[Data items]
☆ ☆ ☆
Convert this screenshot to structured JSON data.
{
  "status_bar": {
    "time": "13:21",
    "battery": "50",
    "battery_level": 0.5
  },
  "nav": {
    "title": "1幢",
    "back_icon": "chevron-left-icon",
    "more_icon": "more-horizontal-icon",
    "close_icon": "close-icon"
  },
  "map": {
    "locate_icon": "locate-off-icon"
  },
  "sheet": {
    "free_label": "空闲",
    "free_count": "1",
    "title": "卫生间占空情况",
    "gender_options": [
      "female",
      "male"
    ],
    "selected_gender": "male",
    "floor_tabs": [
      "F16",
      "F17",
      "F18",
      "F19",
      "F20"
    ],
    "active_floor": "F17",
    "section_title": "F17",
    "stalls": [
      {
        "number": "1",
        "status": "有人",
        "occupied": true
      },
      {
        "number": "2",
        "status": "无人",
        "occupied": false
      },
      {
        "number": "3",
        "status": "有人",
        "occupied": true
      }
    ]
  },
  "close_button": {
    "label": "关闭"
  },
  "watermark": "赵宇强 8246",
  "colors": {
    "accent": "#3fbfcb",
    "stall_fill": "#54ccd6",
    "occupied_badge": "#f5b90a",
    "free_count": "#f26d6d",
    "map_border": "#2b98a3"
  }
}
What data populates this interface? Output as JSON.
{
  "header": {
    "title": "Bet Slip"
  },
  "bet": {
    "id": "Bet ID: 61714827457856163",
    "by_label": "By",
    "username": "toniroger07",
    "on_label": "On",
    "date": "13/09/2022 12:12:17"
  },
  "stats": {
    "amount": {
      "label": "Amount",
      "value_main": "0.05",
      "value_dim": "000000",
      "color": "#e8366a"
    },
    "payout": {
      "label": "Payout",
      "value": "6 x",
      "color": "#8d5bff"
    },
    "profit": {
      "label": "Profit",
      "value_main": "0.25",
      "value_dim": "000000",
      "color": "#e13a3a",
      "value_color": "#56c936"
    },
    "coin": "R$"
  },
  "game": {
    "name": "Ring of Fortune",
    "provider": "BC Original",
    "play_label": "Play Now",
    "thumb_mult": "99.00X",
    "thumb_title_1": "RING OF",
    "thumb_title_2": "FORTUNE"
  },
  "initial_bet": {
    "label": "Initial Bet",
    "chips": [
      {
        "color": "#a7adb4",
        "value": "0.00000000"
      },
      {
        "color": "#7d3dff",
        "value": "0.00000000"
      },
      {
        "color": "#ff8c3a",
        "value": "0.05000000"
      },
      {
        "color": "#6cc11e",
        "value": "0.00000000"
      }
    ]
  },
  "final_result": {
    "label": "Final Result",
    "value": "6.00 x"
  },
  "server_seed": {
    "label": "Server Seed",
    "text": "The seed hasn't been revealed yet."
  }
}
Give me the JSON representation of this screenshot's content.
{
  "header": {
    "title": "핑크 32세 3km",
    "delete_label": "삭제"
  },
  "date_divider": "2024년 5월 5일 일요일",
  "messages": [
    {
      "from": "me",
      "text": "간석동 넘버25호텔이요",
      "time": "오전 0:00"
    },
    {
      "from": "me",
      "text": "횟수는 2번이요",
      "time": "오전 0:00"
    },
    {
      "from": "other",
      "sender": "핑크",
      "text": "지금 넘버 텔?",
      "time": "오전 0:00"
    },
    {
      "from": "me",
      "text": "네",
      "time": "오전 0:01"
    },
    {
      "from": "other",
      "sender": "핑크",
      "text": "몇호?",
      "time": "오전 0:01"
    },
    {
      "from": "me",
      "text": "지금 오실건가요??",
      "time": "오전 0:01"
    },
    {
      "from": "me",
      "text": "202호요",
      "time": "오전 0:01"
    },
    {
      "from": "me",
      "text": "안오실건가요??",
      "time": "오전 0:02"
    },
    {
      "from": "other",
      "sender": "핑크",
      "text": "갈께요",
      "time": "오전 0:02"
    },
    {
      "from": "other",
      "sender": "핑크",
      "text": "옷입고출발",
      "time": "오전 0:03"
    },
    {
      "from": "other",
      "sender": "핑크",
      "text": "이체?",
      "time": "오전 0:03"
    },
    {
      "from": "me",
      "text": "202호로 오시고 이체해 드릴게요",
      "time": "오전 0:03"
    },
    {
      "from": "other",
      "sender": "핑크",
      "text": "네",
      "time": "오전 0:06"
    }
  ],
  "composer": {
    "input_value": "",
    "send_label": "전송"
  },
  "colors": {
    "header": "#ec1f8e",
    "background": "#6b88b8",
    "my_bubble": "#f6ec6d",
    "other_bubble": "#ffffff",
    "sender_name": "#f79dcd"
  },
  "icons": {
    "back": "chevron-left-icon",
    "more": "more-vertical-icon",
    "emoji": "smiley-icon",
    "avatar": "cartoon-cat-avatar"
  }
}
☆ ☆ ☆
The records above need to be transcribed in full. Keep every character unchanged.

Convert this screenshot to structured JSON data.
{
  "status_bar": {
    "time": "13:21",
    "battery": "50",
    "battery_level": 0.5
  },
  "nav": {
    "title": "1幢",
    "back_icon": "chevron-left-icon",
    "more_icon": "more-horizontal-icon",
    "close_icon": "close-icon"
  },
  "map": {
    "locate_icon": "locate-off-icon"
  },
  "sheet": {
    "free_label": "空闲",
    "free_count": "1",
    "title": "卫生间占空情况",
    "gender_options": [
      "female",
      "male"
    ],
    "selected_gender": "male",
    "floor_tabs": [
      "F16",
      "F17",
      "F18",
      "F19",
      "F20"
    ],
    "active_floor": "F17",
    "section_title": "F17",
    "stalls": [
      {
        "number": "1",
        "status": "有人",
        "occupied": true
      },
      {
        "number": "2",
        "status": "无人",
        "occupied": false
      },
      {
        "number": "3",
        "status": "有人",
        "occupied": true
      }
    ]
  },
  "close_button": {
    "label": "关闭"
  },
  "watermark": "赵宇强 8246",
  "colors": {
    "accent": "#3fbfcb",
    "stall_fill": "#54ccd6",
    "occupied_badge": "#f5b90a",
    "free_count": "#f26d6d",
    "map_border": "#2b98a3"
  }
}
What data populates this interface? Output as JSON.
{
  "header": {
    "title": "Bet Slip"
  },
  "bet": {
    "id": "Bet ID: 61714827457856163",
    "by_label": "By",
    "username": "toniroger07",
    "on_label": "On",
    "date": "13/09/2022 12:12:17"
  },
  "stats": {
    "amount": {
      "label": "Amount",
      "value_main": "0.05",
      "value_dim": "000000",
      "color": "#e8366a"
    },
    "payout": {
      "label": "Payout",
      "value": "6 x",
      "color": "#8d5bff"
    },
    "profit": {
      "label": "Profit",
      "value_main": "0.25",
      "value_dim": "000000",
      "color": "#e13a3a",
      "value_color": "#56c936"
    },
    "coin": "R$"
  },
  "game": {
    "name": "Ring of Fortune",
    "provider": "BC Original",
    "play_label": "Play Now",
    "thumb_mult": "99.00X",
    "thumb_title_1": "RING OF",
    "thumb_title_2": "FORTUNE"
  },
  "initial_bet": {
    "label": "Initial Bet",
    "chips": [
      {
        "color": "#a7adb4",
        "value": "0.00000000"
      },
      {
        "color": "#7d3dff",
        "value": "0.00000000"
      },
      {
        "color": "#ff8c3a",
        "value": "0.05000000"
      },
      {
        "color": "#6cc11e",
        "value": "0.00000000"
      }
    ]
  },
  "final_result": {
    "label": "Final Result",
    "value": "6.00 x"
  },
  "server_seed": {
    "label": "Server Seed",
    "text": "The seed hasn't been revealed yet."
  }
}
Give me the JSON representation of this screenshot's content.
{
  "header": {
    "title": "핑크 32세 3km",
    "delete_label": "삭제"
  },
  "date_divider": "2024년 5월 5일 일요일",
  "messages": [
    {
      "from": "me",
      "text": "간석동 넘버25호텔이요",
      "time": "오전 0:00"
    },
    {
      "from": "me",
      "text": "횟수는 2번이요",
      "time": "오전 0:00"
    },
    {
      "from": "other",
      "sender": "핑크",
      "text": "지금 넘버 텔?",
      "time": "오전 0:00"
    },
    {
      "from": "me",
      "text": "네",
      "time": "오전 0:01"
    },
    {
      "from": "other",
      "sender": "핑크",
      "text": "몇호?",
      "time": "오전 0:01"
    },
    {
      "from": "me",
      "text": "지금 오실건가요??",
      "time": "오전 0:01"
    },
    {
      "from": "me",
      "text": "202호요",
      "time": "오전 0:01"
    },
    {
      "from": "me",
      "text": "안오실건가요??",
      "time": "오전 0:02"
    },
    {
      "from": "other",
      "sender": "핑크",
      "text": "갈께요",
      "time": "오전 0:02"
    },
    {
      "from": "other",
      "sender": "핑크",
      "text": "옷입고출발",
      "time": "오전 0:03"
    },
    {
      "from": "other",
      "sender": "핑크",
      "text": "이체?",
      "time": "오전 0:03"
    },
    {
      "from": "me",
      "text": "202호로 오시고 이체해 드릴게요",
      "time": "오전 0:03"
    },
    {
      "from": "other",
      "sender": "핑크",
      "text": "네",
      "time": "오전 0:06"
    }
  ],
  "composer": {
    "input_value": "",
    "send_label": "전송"
  },
  "colors": {
    "header": "#ec1f8e",
    "background": "#6b88b8",
    "my_bubble": "#f6ec6d",
    "other_bubble": "#ffffff",
    "sender_name": "#f79dcd"
  },
  "icons": {
    "back": "chevron-left-icon",
    "more": "more-vertical-icon",
    "emoji": "smiley-icon",
    "avatar": "cartoon-cat-avatar"
  }
}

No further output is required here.